Task.
Exactly reproduce the lines from the line bearing "Give me the" through the end of the listing, inclusive of both; pictures are to be omitted.

Material shown.
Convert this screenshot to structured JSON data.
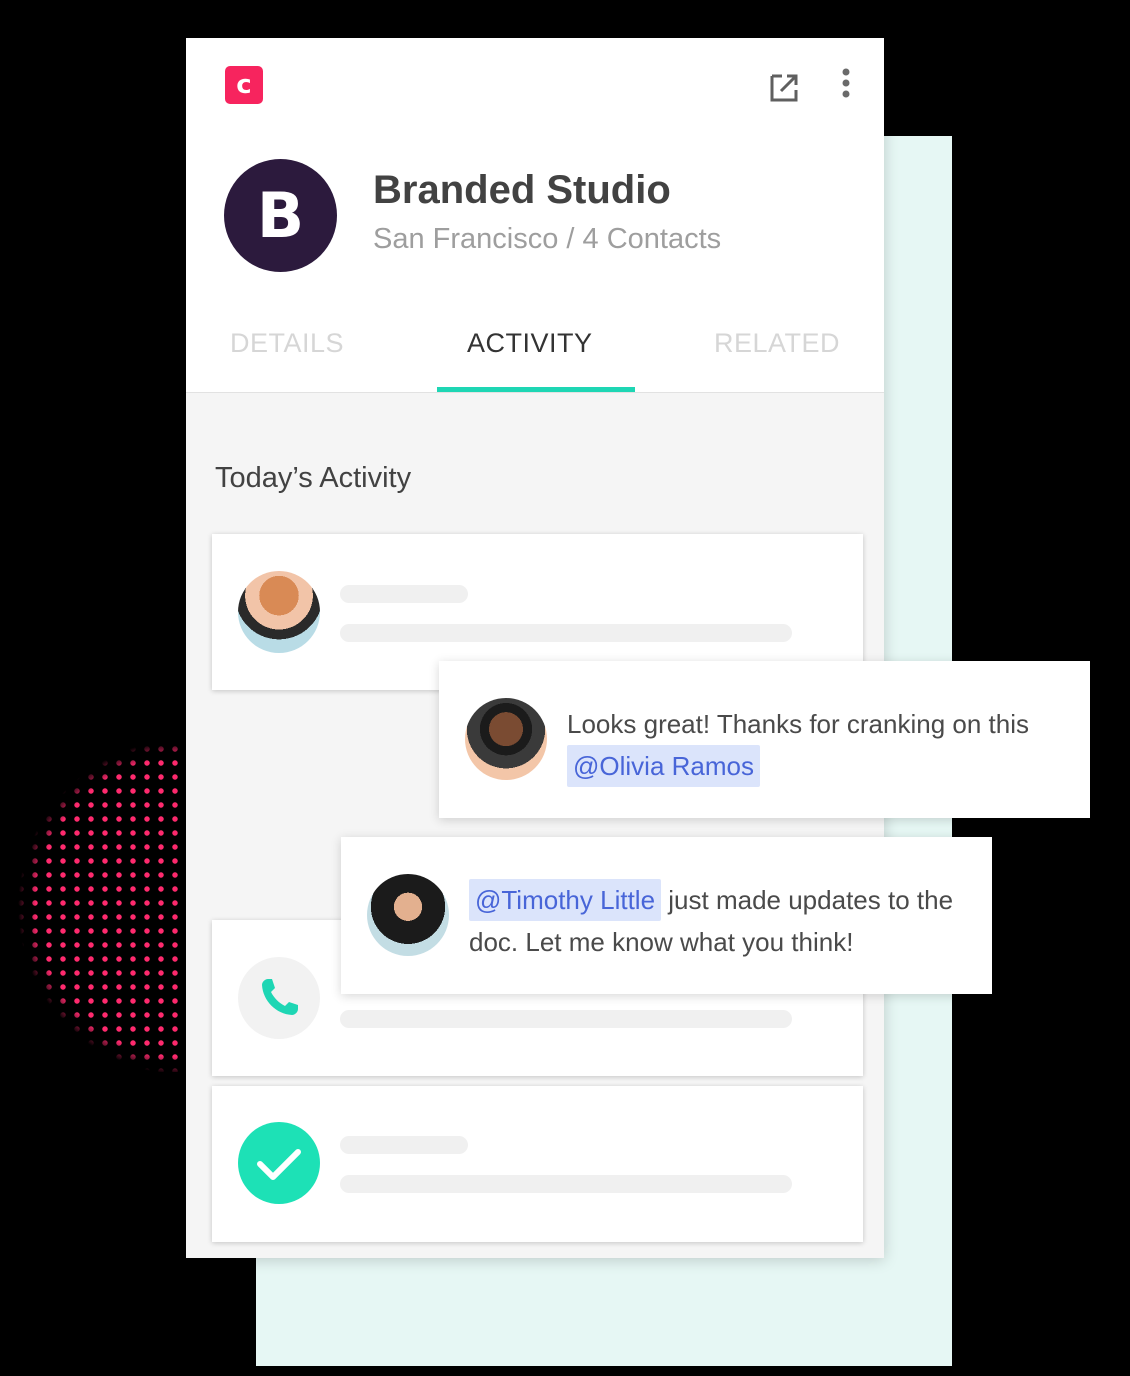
{
  "header": {
    "logo_letter": "c",
    "open_icon": "open-external-icon",
    "more_icon": "more-vertical-icon"
  },
  "company": {
    "avatar_letter": "B",
    "name": "Branded Studio",
    "meta": "San Francisco / 4 Contacts"
  },
  "tabs": [
    {
      "label": "DETAILS",
      "active": false
    },
    {
      "label": "ACTIVITY",
      "active": true
    },
    {
      "label": "RELATED",
      "active": false
    }
  ],
  "activity": {
    "section_title": "Today’s Activity",
    "cards": [
      {
        "icon": "avatar-photo"
      },
      {
        "icon": "phone-icon"
      },
      {
        "icon": "check-icon"
      }
    ]
  },
  "comments": [
    {
      "text": "Looks great! Thanks for cranking on this",
      "mention": "@Olivia Ramos"
    },
    {
      "mention": "@Timothy Little",
      "text": "just made updates to the doc. Let me know what you think!"
    }
  ],
  "colors": {
    "brand": "#f7245e",
    "accent": "#1ed6b4",
    "avatar_bg": "#2c1a3d",
    "mention_bg": "#dbe4fb",
    "mention_text": "#4865d8"
  }
}
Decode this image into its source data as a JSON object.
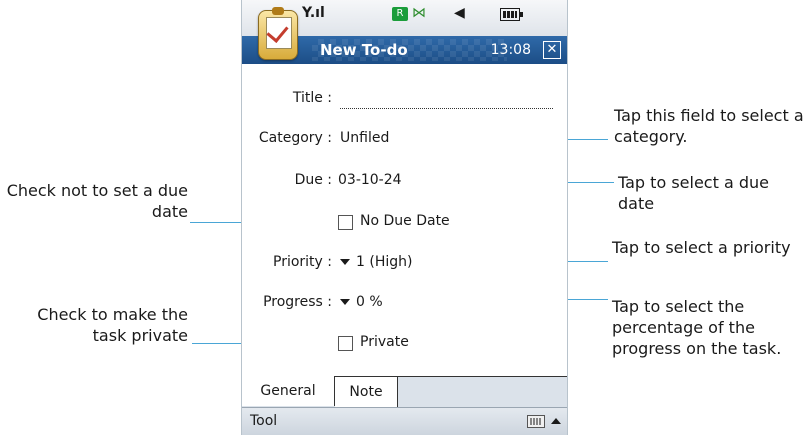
{
  "window": {
    "title": "New To-do",
    "clock": "13:08"
  },
  "status": {
    "signal": "Y.ıl",
    "roaming_badge": "R"
  },
  "form": {
    "title_label": "Title :",
    "title_value": "",
    "category_label": "Category :",
    "category_value": "Unfiled",
    "due_label": "Due :",
    "due_value": "03-10-24",
    "no_due_label": "No Due Date",
    "priority_label": "Priority :",
    "priority_value": "1 (High)",
    "progress_label": "Progress :",
    "progress_value": "0 %",
    "private_label": "Private"
  },
  "tabs": [
    {
      "label": "General"
    },
    {
      "label": "Note"
    }
  ],
  "toolbar": {
    "label": "Tool"
  },
  "annotations": {
    "category": "Tap this field to select a category.",
    "due": "Tap to select a due date",
    "no_due": "Check not to set a due date",
    "priority": "Tap to select a priority",
    "private": "Check to make the task private",
    "progress": "Tap to select the percentage of the progress on the task."
  },
  "colors": {
    "accent": "#1c4d86",
    "callout_line": "#4aa6d6"
  }
}
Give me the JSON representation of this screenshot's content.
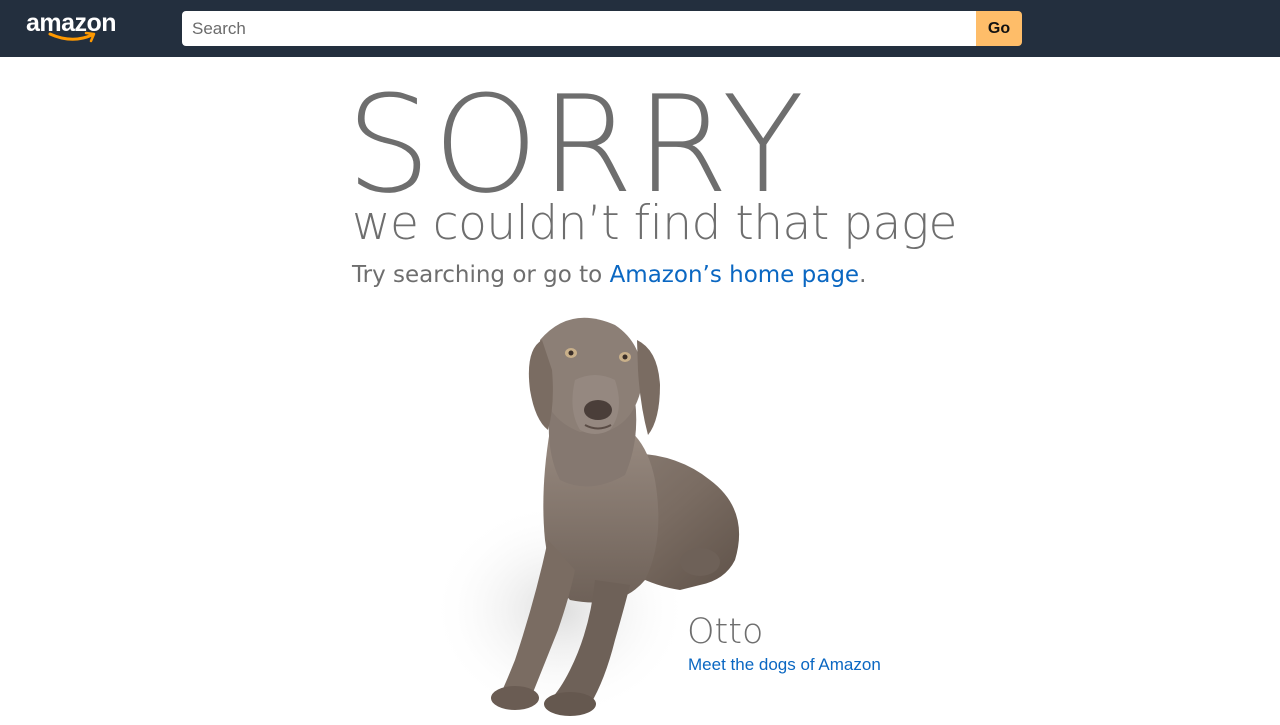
{
  "header": {
    "logo_text": "amazon",
    "search": {
      "placeholder": "Search",
      "value": ""
    },
    "go_label": "Go"
  },
  "main": {
    "headline": "SORRY",
    "subtitle": "we couldn’t find that page",
    "try_prefix": "Try searching or go to ",
    "home_link": "Amazon’s home page",
    "try_suffix": ".",
    "dog": {
      "name": "Otto",
      "link": "Meet the dogs of Amazon"
    }
  },
  "colors": {
    "topbar": "#232f3e",
    "go_button": "#febd69",
    "link": "#0a67c2",
    "text": "#6e6e6e",
    "smile": "#ff9900"
  },
  "icons": [
    "amazon-logo",
    "amazon-smile-arrow-icon",
    "dog-photo"
  ]
}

Solution for this task.
Give me the JSON representation of this screenshot's content.
{
  "header": {
    "logo_text": "amazon",
    "search": {
      "placeholder": "Search",
      "value": ""
    },
    "go_label": "Go"
  },
  "main": {
    "headline": "SORRY",
    "subtitle": "we couldn’t find that page",
    "try_prefix": "Try searching or go to ",
    "home_link": "Amazon’s home page",
    "try_suffix": ".",
    "dog": {
      "name": "Otto",
      "link": "Meet the dogs of Amazon"
    }
  },
  "colors": {
    "topbar": "#232f3e",
    "go_button": "#febd69",
    "link": "#0a67c2",
    "text": "#6e6e6e",
    "smile": "#ff9900"
  },
  "icons": [
    "amazon-logo",
    "amazon-smile-arrow-icon",
    "dog-photo"
  ]
}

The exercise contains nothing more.